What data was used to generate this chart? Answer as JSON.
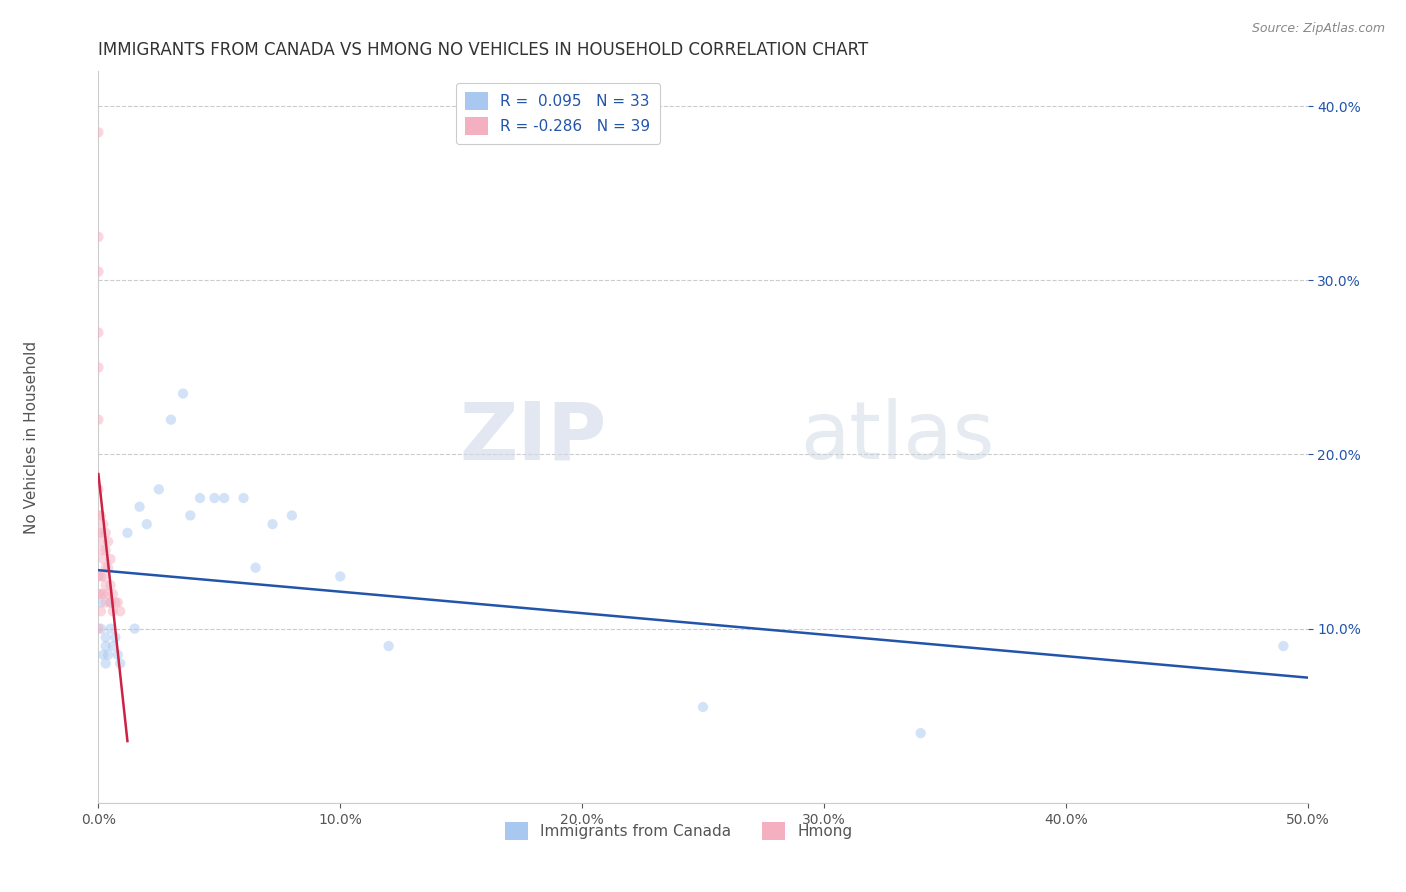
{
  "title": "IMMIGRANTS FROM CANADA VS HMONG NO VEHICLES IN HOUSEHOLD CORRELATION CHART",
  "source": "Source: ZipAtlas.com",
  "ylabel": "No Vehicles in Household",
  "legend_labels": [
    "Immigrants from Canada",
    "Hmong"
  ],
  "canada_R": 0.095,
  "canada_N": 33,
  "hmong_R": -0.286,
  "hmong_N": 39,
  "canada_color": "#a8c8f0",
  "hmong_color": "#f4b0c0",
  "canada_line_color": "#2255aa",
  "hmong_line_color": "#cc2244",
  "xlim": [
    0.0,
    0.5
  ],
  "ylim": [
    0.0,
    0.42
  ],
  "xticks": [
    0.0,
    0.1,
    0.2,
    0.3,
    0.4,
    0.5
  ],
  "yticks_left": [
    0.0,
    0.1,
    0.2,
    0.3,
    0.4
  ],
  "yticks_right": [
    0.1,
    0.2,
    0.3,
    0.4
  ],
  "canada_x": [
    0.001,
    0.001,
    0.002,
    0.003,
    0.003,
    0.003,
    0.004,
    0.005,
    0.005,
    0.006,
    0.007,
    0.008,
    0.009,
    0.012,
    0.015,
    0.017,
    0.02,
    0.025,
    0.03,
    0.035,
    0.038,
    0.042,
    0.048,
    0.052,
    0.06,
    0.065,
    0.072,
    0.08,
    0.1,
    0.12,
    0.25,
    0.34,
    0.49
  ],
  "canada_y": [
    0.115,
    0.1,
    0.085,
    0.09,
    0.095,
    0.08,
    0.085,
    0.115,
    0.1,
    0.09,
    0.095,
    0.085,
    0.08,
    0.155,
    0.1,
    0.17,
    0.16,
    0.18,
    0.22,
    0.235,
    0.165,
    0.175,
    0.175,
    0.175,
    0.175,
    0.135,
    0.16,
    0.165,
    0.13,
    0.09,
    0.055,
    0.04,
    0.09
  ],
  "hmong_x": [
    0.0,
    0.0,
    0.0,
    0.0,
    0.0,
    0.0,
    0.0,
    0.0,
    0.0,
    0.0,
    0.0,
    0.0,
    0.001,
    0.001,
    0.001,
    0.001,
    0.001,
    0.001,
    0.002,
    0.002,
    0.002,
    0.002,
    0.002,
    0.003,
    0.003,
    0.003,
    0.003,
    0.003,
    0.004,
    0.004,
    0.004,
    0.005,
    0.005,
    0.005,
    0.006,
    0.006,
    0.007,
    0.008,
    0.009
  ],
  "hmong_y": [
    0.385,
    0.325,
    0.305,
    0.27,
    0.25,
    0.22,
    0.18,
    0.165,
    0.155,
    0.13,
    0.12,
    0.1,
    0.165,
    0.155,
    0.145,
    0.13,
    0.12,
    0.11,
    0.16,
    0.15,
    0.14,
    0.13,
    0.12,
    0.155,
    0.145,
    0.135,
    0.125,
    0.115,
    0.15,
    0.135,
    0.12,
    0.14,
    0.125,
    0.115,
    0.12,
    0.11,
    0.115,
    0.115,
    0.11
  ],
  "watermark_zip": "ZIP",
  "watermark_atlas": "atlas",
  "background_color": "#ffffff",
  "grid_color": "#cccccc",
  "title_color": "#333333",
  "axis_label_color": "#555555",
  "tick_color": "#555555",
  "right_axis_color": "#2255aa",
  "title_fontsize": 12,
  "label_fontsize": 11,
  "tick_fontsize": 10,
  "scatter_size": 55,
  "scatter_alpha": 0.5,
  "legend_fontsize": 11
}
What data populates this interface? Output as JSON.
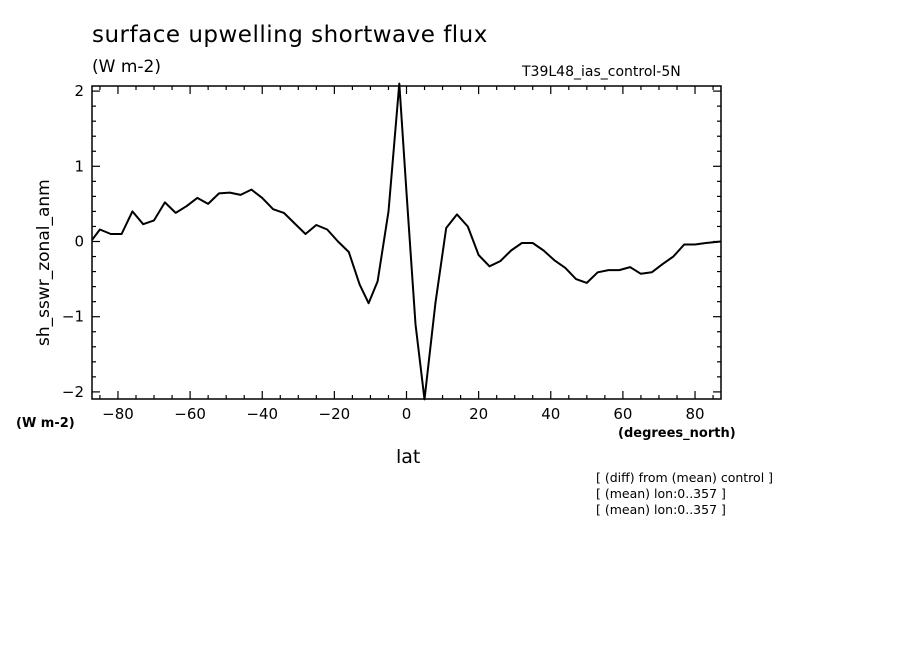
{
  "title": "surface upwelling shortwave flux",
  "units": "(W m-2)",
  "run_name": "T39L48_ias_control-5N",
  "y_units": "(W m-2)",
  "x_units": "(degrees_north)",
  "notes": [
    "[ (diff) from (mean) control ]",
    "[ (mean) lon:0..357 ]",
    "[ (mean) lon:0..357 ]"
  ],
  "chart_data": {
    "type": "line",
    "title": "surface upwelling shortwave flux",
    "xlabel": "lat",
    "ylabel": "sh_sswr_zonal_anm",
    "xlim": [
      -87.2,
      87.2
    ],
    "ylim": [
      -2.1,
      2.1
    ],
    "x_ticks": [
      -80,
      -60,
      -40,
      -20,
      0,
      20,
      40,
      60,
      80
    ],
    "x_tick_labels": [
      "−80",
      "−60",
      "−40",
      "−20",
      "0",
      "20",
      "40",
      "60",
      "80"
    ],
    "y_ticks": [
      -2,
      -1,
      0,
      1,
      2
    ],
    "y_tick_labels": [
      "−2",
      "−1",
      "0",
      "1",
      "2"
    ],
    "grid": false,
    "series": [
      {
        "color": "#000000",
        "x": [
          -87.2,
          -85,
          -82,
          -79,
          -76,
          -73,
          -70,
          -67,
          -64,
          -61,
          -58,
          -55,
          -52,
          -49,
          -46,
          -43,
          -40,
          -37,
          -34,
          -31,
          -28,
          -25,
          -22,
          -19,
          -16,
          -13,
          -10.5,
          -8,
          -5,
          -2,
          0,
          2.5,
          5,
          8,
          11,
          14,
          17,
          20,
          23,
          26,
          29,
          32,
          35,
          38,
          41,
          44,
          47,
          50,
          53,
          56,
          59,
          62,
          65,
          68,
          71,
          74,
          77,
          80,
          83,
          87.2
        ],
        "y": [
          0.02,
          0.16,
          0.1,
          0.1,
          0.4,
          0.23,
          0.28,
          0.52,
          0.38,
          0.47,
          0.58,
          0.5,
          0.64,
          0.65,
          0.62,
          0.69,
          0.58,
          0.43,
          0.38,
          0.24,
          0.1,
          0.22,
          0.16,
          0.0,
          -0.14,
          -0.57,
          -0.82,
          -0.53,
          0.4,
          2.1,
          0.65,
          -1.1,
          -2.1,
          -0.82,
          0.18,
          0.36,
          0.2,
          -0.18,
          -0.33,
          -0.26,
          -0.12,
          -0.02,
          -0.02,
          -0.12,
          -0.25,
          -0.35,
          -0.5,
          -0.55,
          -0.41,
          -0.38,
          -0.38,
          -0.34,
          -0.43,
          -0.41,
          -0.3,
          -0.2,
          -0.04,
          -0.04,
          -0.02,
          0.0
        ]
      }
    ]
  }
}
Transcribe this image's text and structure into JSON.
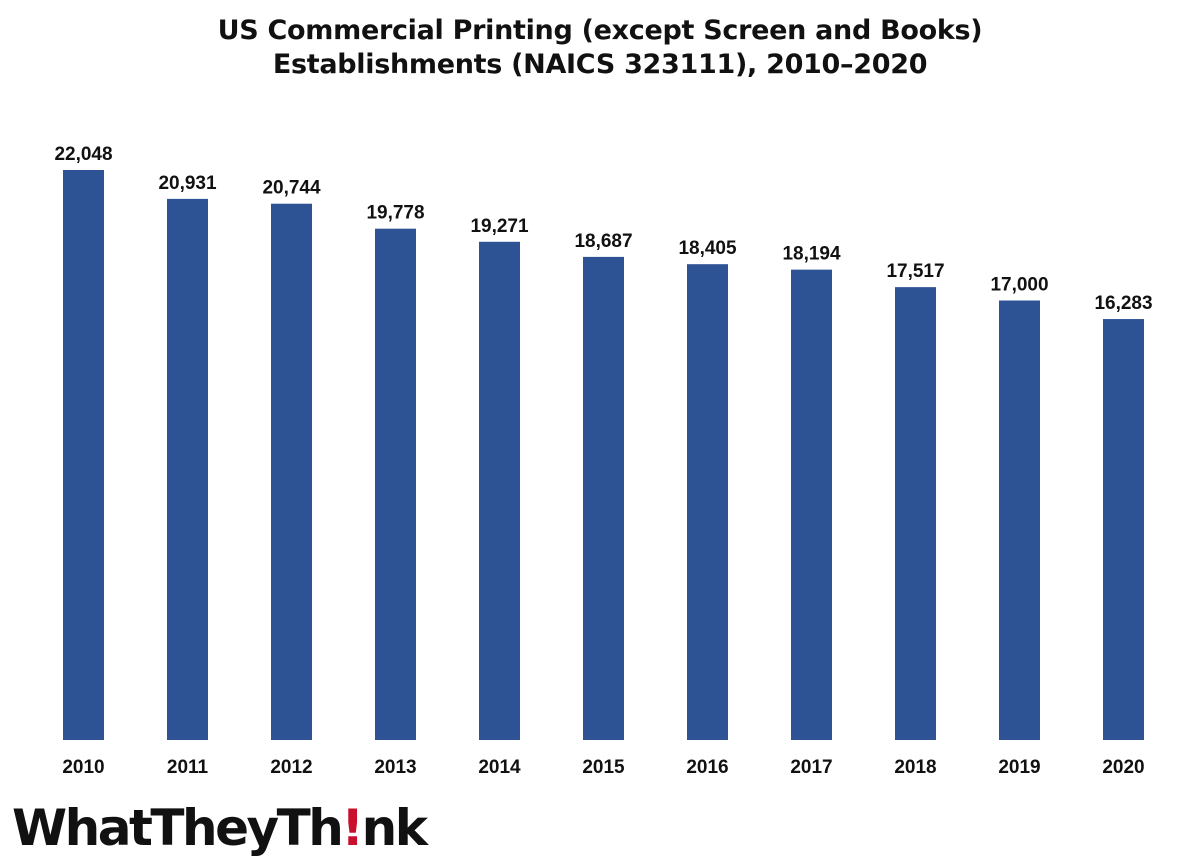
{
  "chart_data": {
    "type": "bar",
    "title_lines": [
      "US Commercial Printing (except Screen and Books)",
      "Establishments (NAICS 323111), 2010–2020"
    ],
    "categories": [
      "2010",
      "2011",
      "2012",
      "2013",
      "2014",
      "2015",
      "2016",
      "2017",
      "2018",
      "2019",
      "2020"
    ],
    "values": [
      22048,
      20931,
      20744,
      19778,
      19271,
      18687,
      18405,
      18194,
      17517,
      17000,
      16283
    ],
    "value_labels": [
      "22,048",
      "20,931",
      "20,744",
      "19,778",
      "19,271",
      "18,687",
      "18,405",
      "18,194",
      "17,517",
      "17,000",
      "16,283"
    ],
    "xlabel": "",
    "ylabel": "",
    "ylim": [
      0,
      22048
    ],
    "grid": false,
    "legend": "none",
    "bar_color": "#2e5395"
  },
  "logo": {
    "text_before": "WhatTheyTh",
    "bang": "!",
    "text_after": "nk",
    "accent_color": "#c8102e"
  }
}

REQUIREMENTS: Leave out the pictures and output the rest of the material exactly as written.

RIGHT ANSWER:
What data was used to generate this chart? Answer as JSON.
{
  "title": "IMMIGRANTS FROM CANADA VS HMONG NO VEHICLES IN HOUSEHOLD CORRELATION CHART",
  "source": "Source: ZipAtlas.com",
  "ylabel": "No Vehicles in Household",
  "legend_labels": [
    "Immigrants from Canada",
    "Hmong"
  ],
  "canada_R": 0.095,
  "canada_N": 33,
  "hmong_R": -0.286,
  "hmong_N": 39,
  "canada_color": "#a8c8f0",
  "hmong_color": "#f4b0c0",
  "canada_line_color": "#2255aa",
  "hmong_line_color": "#cc2244",
  "xlim": [
    0.0,
    0.5
  ],
  "ylim": [
    0.0,
    0.42
  ],
  "xticks": [
    0.0,
    0.1,
    0.2,
    0.3,
    0.4,
    0.5
  ],
  "yticks_left": [
    0.0,
    0.1,
    0.2,
    0.3,
    0.4
  ],
  "yticks_right": [
    0.1,
    0.2,
    0.3,
    0.4
  ],
  "canada_x": [
    0.001,
    0.001,
    0.002,
    0.003,
    0.003,
    0.003,
    0.004,
    0.005,
    0.005,
    0.006,
    0.007,
    0.008,
    0.009,
    0.012,
    0.015,
    0.017,
    0.02,
    0.025,
    0.03,
    0.035,
    0.038,
    0.042,
    0.048,
    0.052,
    0.06,
    0.065,
    0.072,
    0.08,
    0.1,
    0.12,
    0.25,
    0.34,
    0.49
  ],
  "canada_y": [
    0.115,
    0.1,
    0.085,
    0.09,
    0.095,
    0.08,
    0.085,
    0.115,
    0.1,
    0.09,
    0.095,
    0.085,
    0.08,
    0.155,
    0.1,
    0.17,
    0.16,
    0.18,
    0.22,
    0.235,
    0.165,
    0.175,
    0.175,
    0.175,
    0.175,
    0.135,
    0.16,
    0.165,
    0.13,
    0.09,
    0.055,
    0.04,
    0.09
  ],
  "hmong_x": [
    0.0,
    0.0,
    0.0,
    0.0,
    0.0,
    0.0,
    0.0,
    0.0,
    0.0,
    0.0,
    0.0,
    0.0,
    0.001,
    0.001,
    0.001,
    0.001,
    0.001,
    0.001,
    0.002,
    0.002,
    0.002,
    0.002,
    0.002,
    0.003,
    0.003,
    0.003,
    0.003,
    0.003,
    0.004,
    0.004,
    0.004,
    0.005,
    0.005,
    0.005,
    0.006,
    0.006,
    0.007,
    0.008,
    0.009
  ],
  "hmong_y": [
    0.385,
    0.325,
    0.305,
    0.27,
    0.25,
    0.22,
    0.18,
    0.165,
    0.155,
    0.13,
    0.12,
    0.1,
    0.165,
    0.155,
    0.145,
    0.13,
    0.12,
    0.11,
    0.16,
    0.15,
    0.14,
    0.13,
    0.12,
    0.155,
    0.145,
    0.135,
    0.125,
    0.115,
    0.15,
    0.135,
    0.12,
    0.14,
    0.125,
    0.115,
    0.12,
    0.11,
    0.115,
    0.115,
    0.11
  ],
  "watermark_zip": "ZIP",
  "watermark_atlas": "atlas",
  "background_color": "#ffffff",
  "grid_color": "#cccccc",
  "title_color": "#333333",
  "axis_label_color": "#555555",
  "tick_color": "#555555",
  "right_axis_color": "#2255aa",
  "title_fontsize": 12,
  "label_fontsize": 11,
  "tick_fontsize": 10,
  "scatter_size": 55,
  "scatter_alpha": 0.5,
  "legend_fontsize": 11
}
What data populates this interface? Output as JSON.
{
  "title": "surface upwelling shortwave flux",
  "units": "(W m-2)",
  "run_name": "T39L48_ias_control-5N",
  "y_units": "(W m-2)",
  "x_units": "(degrees_north)",
  "notes": [
    "[ (diff) from (mean) control ]",
    "[ (mean) lon:0..357 ]",
    "[ (mean) lon:0..357 ]"
  ],
  "chart_data": {
    "type": "line",
    "title": "surface upwelling shortwave flux",
    "xlabel": "lat",
    "ylabel": "sh_sswr_zonal_anm",
    "xlim": [
      -87.2,
      87.2
    ],
    "ylim": [
      -2.1,
      2.1
    ],
    "x_ticks": [
      -80,
      -60,
      -40,
      -20,
      0,
      20,
      40,
      60,
      80
    ],
    "x_tick_labels": [
      "−80",
      "−60",
      "−40",
      "−20",
      "0",
      "20",
      "40",
      "60",
      "80"
    ],
    "y_ticks": [
      -2,
      -1,
      0,
      1,
      2
    ],
    "y_tick_labels": [
      "−2",
      "−1",
      "0",
      "1",
      "2"
    ],
    "grid": false,
    "series": [
      {
        "color": "#000000",
        "x": [
          -87.2,
          -85,
          -82,
          -79,
          -76,
          -73,
          -70,
          -67,
          -64,
          -61,
          -58,
          -55,
          -52,
          -49,
          -46,
          -43,
          -40,
          -37,
          -34,
          -31,
          -28,
          -25,
          -22,
          -19,
          -16,
          -13,
          -10.5,
          -8,
          -5,
          -2,
          0,
          2.5,
          5,
          8,
          11,
          14,
          17,
          20,
          23,
          26,
          29,
          32,
          35,
          38,
          41,
          44,
          47,
          50,
          53,
          56,
          59,
          62,
          65,
          68,
          71,
          74,
          77,
          80,
          83,
          87.2
        ],
        "y": [
          0.02,
          0.16,
          0.1,
          0.1,
          0.4,
          0.23,
          0.28,
          0.52,
          0.38,
          0.47,
          0.58,
          0.5,
          0.64,
          0.65,
          0.62,
          0.69,
          0.58,
          0.43,
          0.38,
          0.24,
          0.1,
          0.22,
          0.16,
          0.0,
          -0.14,
          -0.57,
          -0.82,
          -0.53,
          0.4,
          2.1,
          0.65,
          -1.1,
          -2.1,
          -0.82,
          0.18,
          0.36,
          0.2,
          -0.18,
          -0.33,
          -0.26,
          -0.12,
          -0.02,
          -0.02,
          -0.12,
          -0.25,
          -0.35,
          -0.5,
          -0.55,
          -0.41,
          -0.38,
          -0.38,
          -0.34,
          -0.43,
          -0.41,
          -0.3,
          -0.2,
          -0.04,
          -0.04,
          -0.02,
          0.0
        ]
      }
    ]
  }
}
Transcribe this image's text and structure into JSON.
{
  "chart_data": {
    "type": "bar",
    "title_lines": [
      "US Commercial Printing (except Screen and Books)",
      "Establishments (NAICS 323111), 2010–2020"
    ],
    "categories": [
      "2010",
      "2011",
      "2012",
      "2013",
      "2014",
      "2015",
      "2016",
      "2017",
      "2018",
      "2019",
      "2020"
    ],
    "values": [
      22048,
      20931,
      20744,
      19778,
      19271,
      18687,
      18405,
      18194,
      17517,
      17000,
      16283
    ],
    "value_labels": [
      "22,048",
      "20,931",
      "20,744",
      "19,778",
      "19,271",
      "18,687",
      "18,405",
      "18,194",
      "17,517",
      "17,000",
      "16,283"
    ],
    "xlabel": "",
    "ylabel": "",
    "ylim": [
      0,
      22048
    ],
    "grid": false,
    "legend": "none",
    "bar_color": "#2e5395"
  },
  "logo": {
    "text_before": "WhatTheyTh",
    "bang": "!",
    "text_after": "nk",
    "accent_color": "#c8102e"
  }
}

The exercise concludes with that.